EXERCISE DESCRIPTION: Repeat every record below exactly, omitting any pictures.

[START INPUT DATA]

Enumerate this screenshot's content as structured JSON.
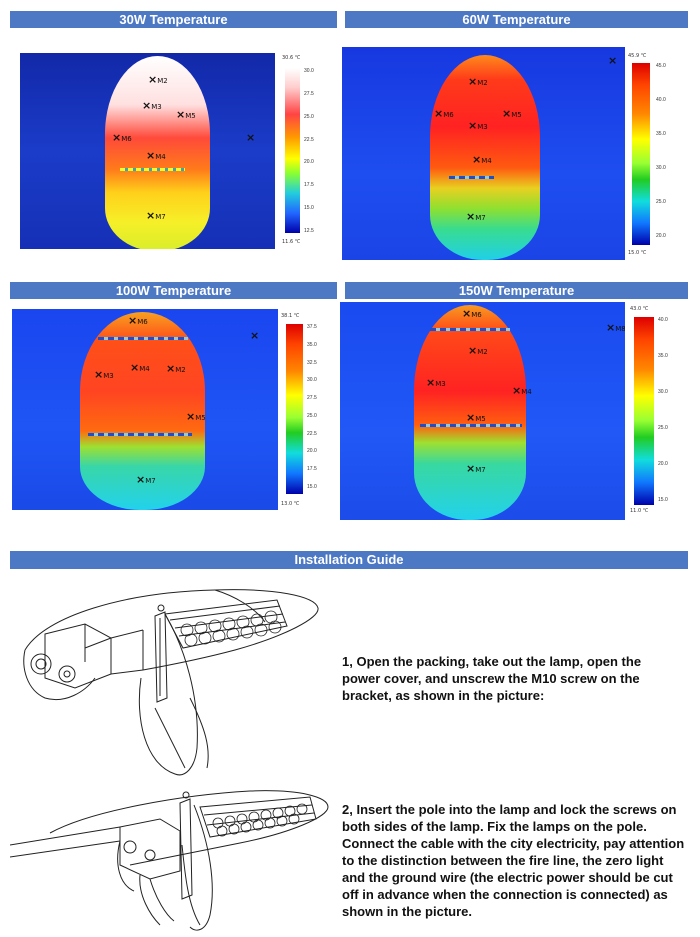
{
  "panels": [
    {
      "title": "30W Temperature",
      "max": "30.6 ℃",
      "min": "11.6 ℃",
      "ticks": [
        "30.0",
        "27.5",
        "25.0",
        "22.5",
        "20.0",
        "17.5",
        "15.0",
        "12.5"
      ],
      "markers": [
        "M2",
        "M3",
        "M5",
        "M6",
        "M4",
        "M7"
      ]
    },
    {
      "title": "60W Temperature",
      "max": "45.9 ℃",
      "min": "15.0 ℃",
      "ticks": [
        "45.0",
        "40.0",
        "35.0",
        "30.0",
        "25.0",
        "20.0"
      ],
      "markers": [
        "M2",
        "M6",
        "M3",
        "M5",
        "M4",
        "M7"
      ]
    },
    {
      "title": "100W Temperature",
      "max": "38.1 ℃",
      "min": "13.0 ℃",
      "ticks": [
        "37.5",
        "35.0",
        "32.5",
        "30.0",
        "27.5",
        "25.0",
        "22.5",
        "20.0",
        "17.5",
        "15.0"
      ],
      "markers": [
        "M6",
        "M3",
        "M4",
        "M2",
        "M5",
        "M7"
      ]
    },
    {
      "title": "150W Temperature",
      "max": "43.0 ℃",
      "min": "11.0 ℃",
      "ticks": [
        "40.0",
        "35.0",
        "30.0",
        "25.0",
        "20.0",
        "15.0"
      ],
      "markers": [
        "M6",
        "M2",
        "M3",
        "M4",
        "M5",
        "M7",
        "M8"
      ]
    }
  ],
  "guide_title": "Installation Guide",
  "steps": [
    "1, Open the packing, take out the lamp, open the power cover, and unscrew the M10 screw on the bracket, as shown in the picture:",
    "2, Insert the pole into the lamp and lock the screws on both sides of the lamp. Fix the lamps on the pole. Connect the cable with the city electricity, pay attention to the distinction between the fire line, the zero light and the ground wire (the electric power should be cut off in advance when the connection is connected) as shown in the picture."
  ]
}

[END INPUT DATA]

OUTPUT:
Enumerate this screenshot's content as structured JSON.
{
  "panels": [
    {
      "title": "30W Temperature",
      "max": "30.6 ℃",
      "min": "11.6 ℃",
      "ticks": [
        "30.0",
        "27.5",
        "25.0",
        "22.5",
        "20.0",
        "17.5",
        "15.0",
        "12.5"
      ],
      "markers": [
        "M2",
        "M3",
        "M5",
        "M6",
        "M4",
        "M7"
      ]
    },
    {
      "title": "60W Temperature",
      "max": "45.9 ℃",
      "min": "15.0 ℃",
      "ticks": [
        "45.0",
        "40.0",
        "35.0",
        "30.0",
        "25.0",
        "20.0"
      ],
      "markers": [
        "M2",
        "M6",
        "M3",
        "M5",
        "M4",
        "M7"
      ]
    },
    {
      "title": "100W Temperature",
      "max": "38.1 ℃",
      "min": "13.0 ℃",
      "ticks": [
        "37.5",
        "35.0",
        "32.5",
        "30.0",
        "27.5",
        "25.0",
        "22.5",
        "20.0",
        "17.5",
        "15.0"
      ],
      "markers": [
        "M6",
        "M3",
        "M4",
        "M2",
        "M5",
        "M7"
      ]
    },
    {
      "title": "150W Temperature",
      "max": "43.0 ℃",
      "min": "11.0 ℃",
      "ticks": [
        "40.0",
        "35.0",
        "30.0",
        "25.0",
        "20.0",
        "15.0"
      ],
      "markers": [
        "M6",
        "M2",
        "M3",
        "M4",
        "M5",
        "M7",
        "M8"
      ]
    }
  ],
  "guide_title": "Installation Guide",
  "steps": [
    "1, Open the packing, take out the lamp, open the power cover, and unscrew the M10 screw on the bracket, as shown in the picture:",
    "2, Insert the pole into the lamp and lock the screws on both sides of the lamp. Fix the lamps on the pole. Connect the cable with the city electricity, pay attention to the distinction between the fire line, the zero light and the ground wire (the electric power should be cut off in advance when the connection is connected) as shown in the picture."
  ]
}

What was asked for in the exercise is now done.